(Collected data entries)
※

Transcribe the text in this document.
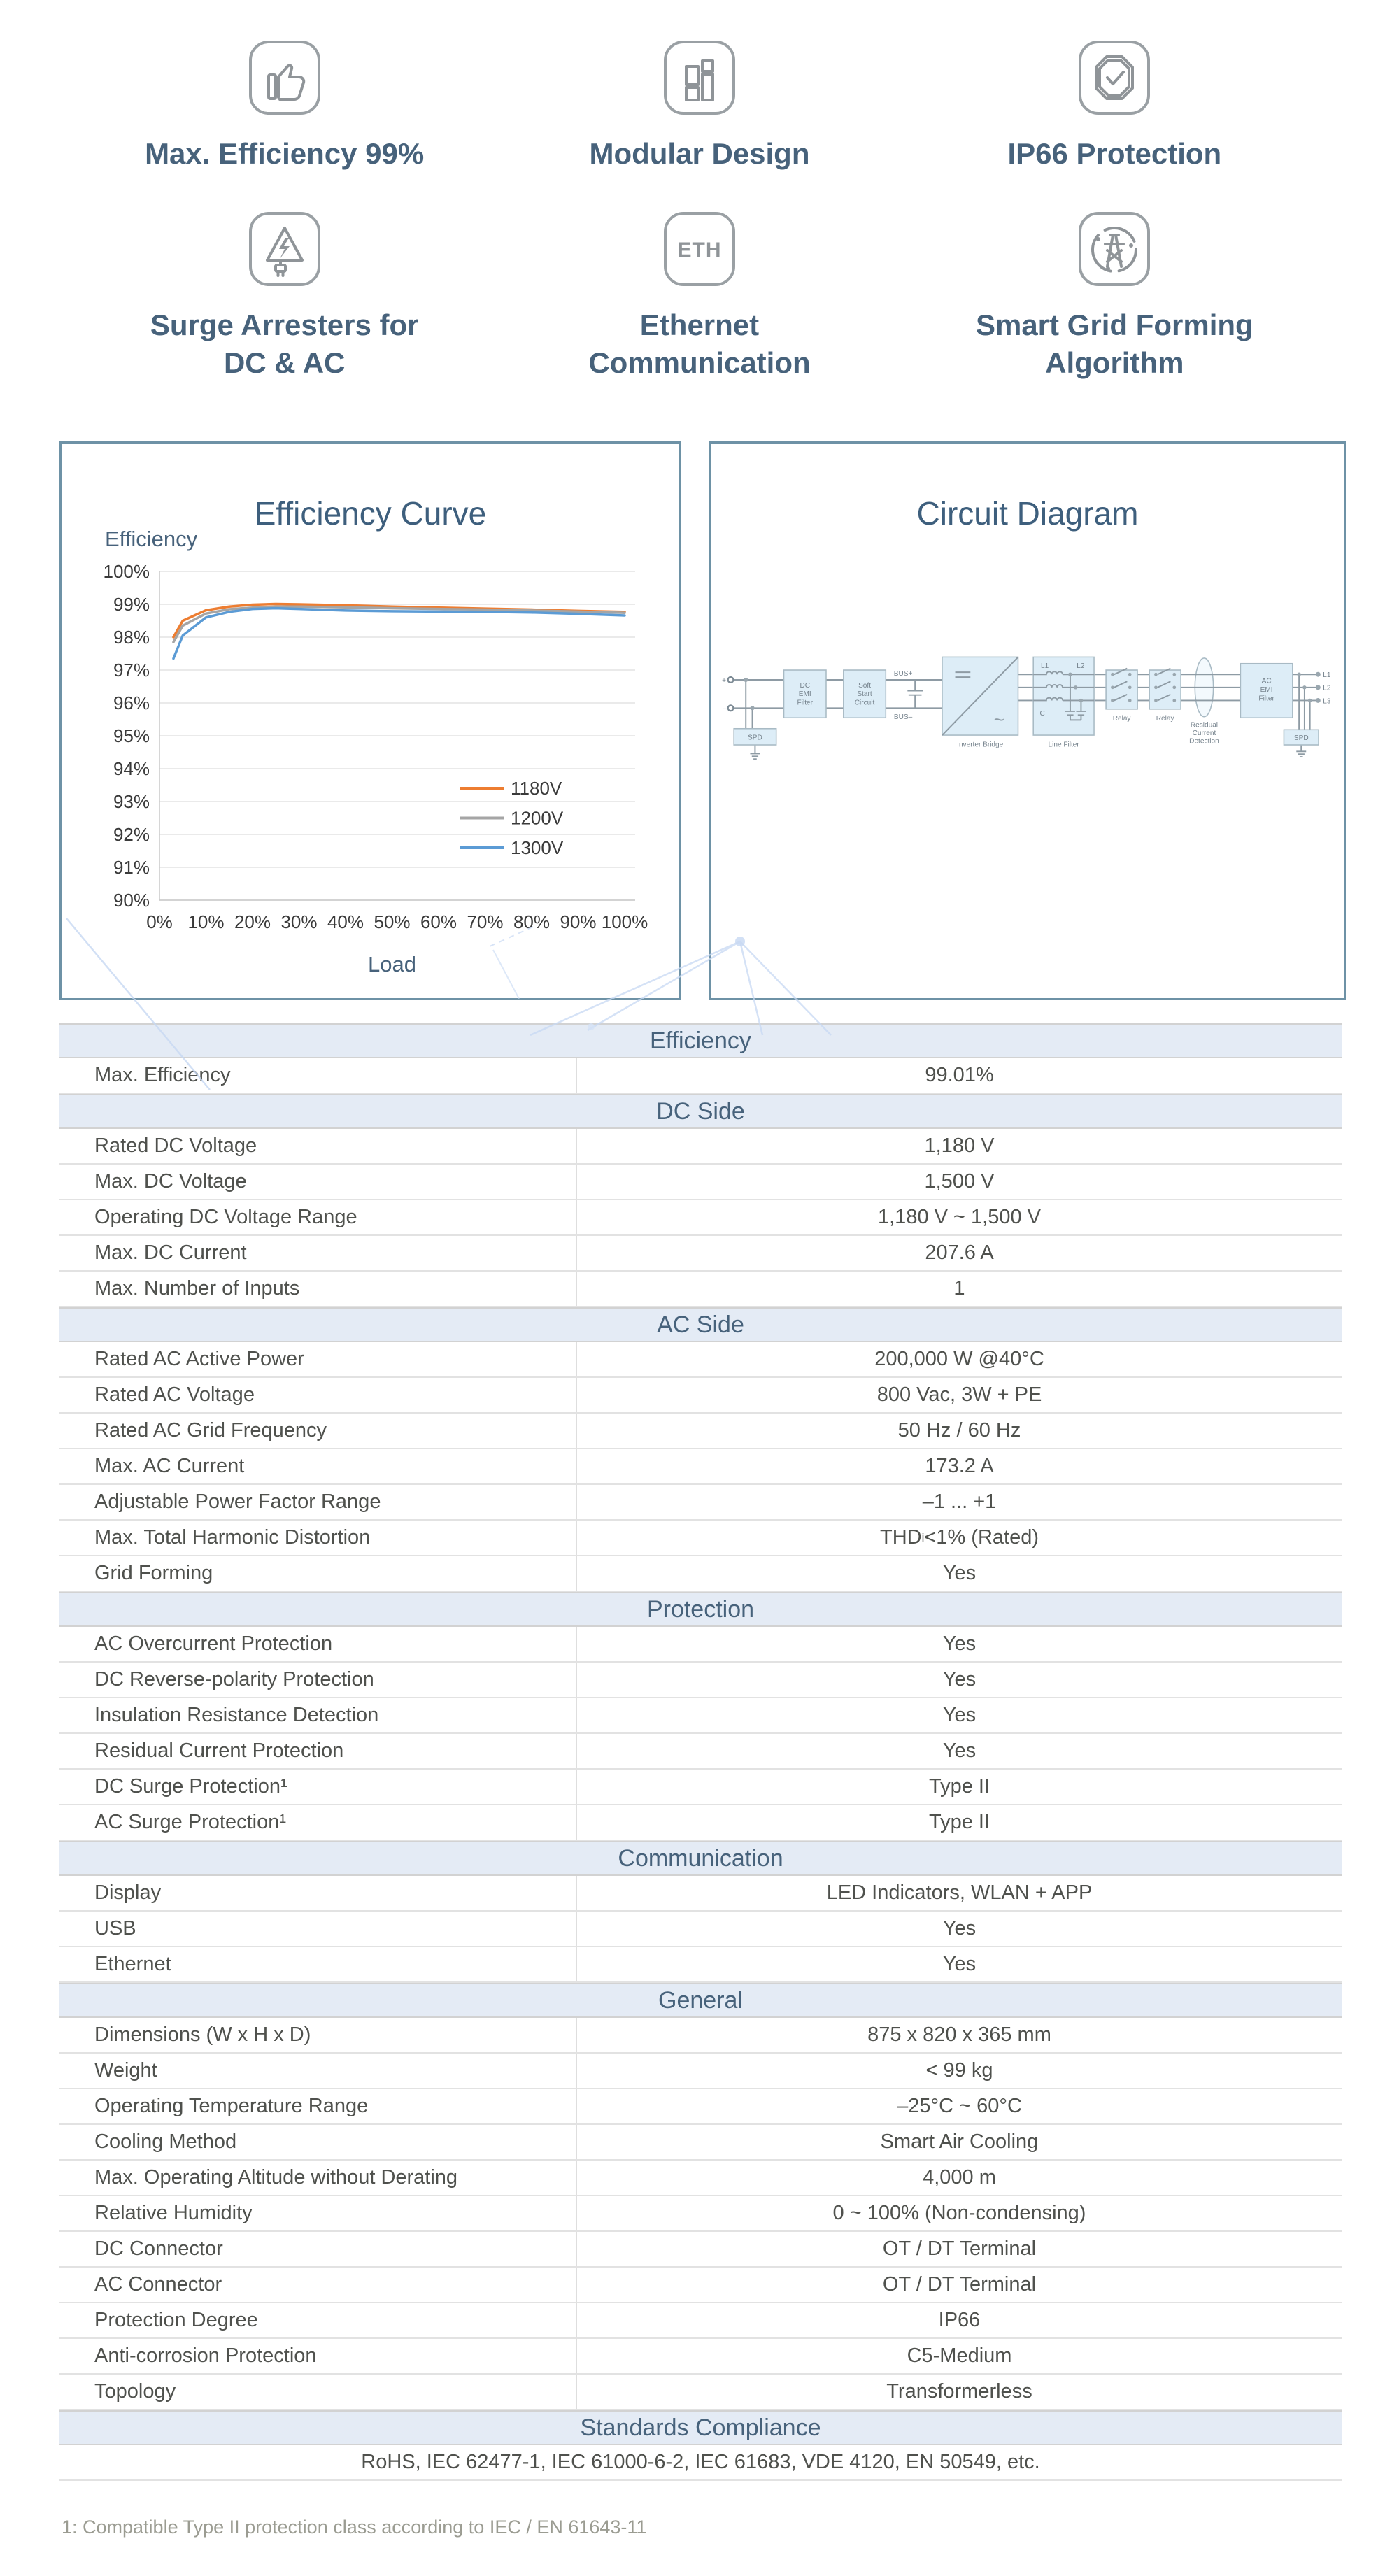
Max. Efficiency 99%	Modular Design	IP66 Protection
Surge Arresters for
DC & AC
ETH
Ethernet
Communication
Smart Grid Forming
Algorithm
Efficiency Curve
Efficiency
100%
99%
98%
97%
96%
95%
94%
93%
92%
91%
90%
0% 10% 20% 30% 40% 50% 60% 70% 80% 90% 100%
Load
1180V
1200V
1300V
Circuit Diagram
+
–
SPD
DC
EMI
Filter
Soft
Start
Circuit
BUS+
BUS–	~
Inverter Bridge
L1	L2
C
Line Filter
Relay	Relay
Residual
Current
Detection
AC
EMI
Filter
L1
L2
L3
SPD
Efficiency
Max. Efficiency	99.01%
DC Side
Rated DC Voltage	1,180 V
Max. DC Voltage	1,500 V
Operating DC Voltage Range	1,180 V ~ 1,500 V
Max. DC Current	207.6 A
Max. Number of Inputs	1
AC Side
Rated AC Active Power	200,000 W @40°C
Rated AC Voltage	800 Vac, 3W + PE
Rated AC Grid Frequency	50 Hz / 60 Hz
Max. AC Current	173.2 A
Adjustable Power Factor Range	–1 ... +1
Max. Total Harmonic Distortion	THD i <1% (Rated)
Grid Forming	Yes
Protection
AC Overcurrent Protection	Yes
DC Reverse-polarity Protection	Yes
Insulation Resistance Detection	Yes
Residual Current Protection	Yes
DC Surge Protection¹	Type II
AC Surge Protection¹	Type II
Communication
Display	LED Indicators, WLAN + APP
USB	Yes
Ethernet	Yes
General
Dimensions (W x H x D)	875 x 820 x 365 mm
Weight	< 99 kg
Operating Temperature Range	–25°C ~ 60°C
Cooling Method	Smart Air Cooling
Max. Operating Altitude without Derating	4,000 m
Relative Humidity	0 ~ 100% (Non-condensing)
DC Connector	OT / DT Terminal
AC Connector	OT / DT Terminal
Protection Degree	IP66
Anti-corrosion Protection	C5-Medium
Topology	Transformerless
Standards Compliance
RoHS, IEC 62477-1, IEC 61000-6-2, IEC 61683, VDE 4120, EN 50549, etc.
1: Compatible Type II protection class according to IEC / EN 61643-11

※

* **Exercise description**
Examine the records and pull out every line where the string "Detection" occurs.

* **Task answer**
Detection
Insulation Resistance Detection	Yes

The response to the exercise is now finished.